# NLP Class Activity 3: Stemming vs. Lemmatization

### **Objective**
This notebook demonstrates and compares two fundamental text normalization techniques in Natural Language Processing (NLP): **Stemming** and **Lemmatization**.

The goal of both is to reduce a word to its root form, but they do so in very different ways.
* **Stemming** is a crude, rule-based process that chops off the end of words. It's fast but sometimes the result isn't a real word. (Think of it as a quick, messy haircut ).
* **Lemmatization** is a more sophisticated, dictionary-based process that returns the actual base form of a word, known as the lemma. (Think of this as a smart dictionary lookup ).


### **Step 1: Setup and Initialization**
* The code begins by importing the necessary tools from the **NLTK** (Natural Language Toolkit) library:
    * `PorterStemmer`:  algorithm for stemming.
    * `WordNetLemmatizer`: tool that uses the WordNet dictionary to find word lemmas.

### **Step 2: The Main Loop and Processing**
* The code iterates through a predefined `list` of words.
* For each `word` in the list, it performs two actions:
    1.  **Stemming**: It calls `stemmer.stem(word)` to get the stemmed form.
    2.  **Lemmatization**: It calls `lemmatizer.lemmatize(word)`.

### **Step 3: Displaying Results**
* After processing each word, the original word, its stemmed version, and its lemmatized version are printed in a neatly formatted table.

In [None]:
import nltk
from nltk.stem import PorterStemmer
from nltk.stem import WordNetLemmatizer

In [None]:
nltk.download('punkt')
nltk.download('wordnet')

In [None]:
stemmer = PorterStemmer()
lemmatizer = WordNetLemmatizer()

Given material:
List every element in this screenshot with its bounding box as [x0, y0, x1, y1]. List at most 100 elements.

Your tasks:
1 - Based on the notebook on stemming and lemmatization, decide whether each statement below agrees with it. Answer yes or no for each, and quote the words of the notebook that decide it.
(a) Stemming is a dictionary-based process.
(b) The lemmatizer relies on the WordNet dictionary.
(c) The results are printed in a table.
2 - In the notebook on stemming and lemmatization, find the paragraph that begins "The goal of both" and the two bullet points under it. Rewrite them as one shorter paragraph that keeps the main facts.

Exercise results:
1 -
(a) No: "a crude, rule-based process that chops off the end of words"
(b) Yes: "tool that uses the WordNet dictionary to find word lemmas"
(c) Yes: "printed in a neatly formatted table"

2 - Both techniques reduce a word to its root form, but by different means. Stemming is a fast, crude, rule-based process that chops off word endings and sometimes yields a result that isn't a real word. Lemmatization is a more sophisticated, dictionary-based process that returns the word's actual base form, the lemma.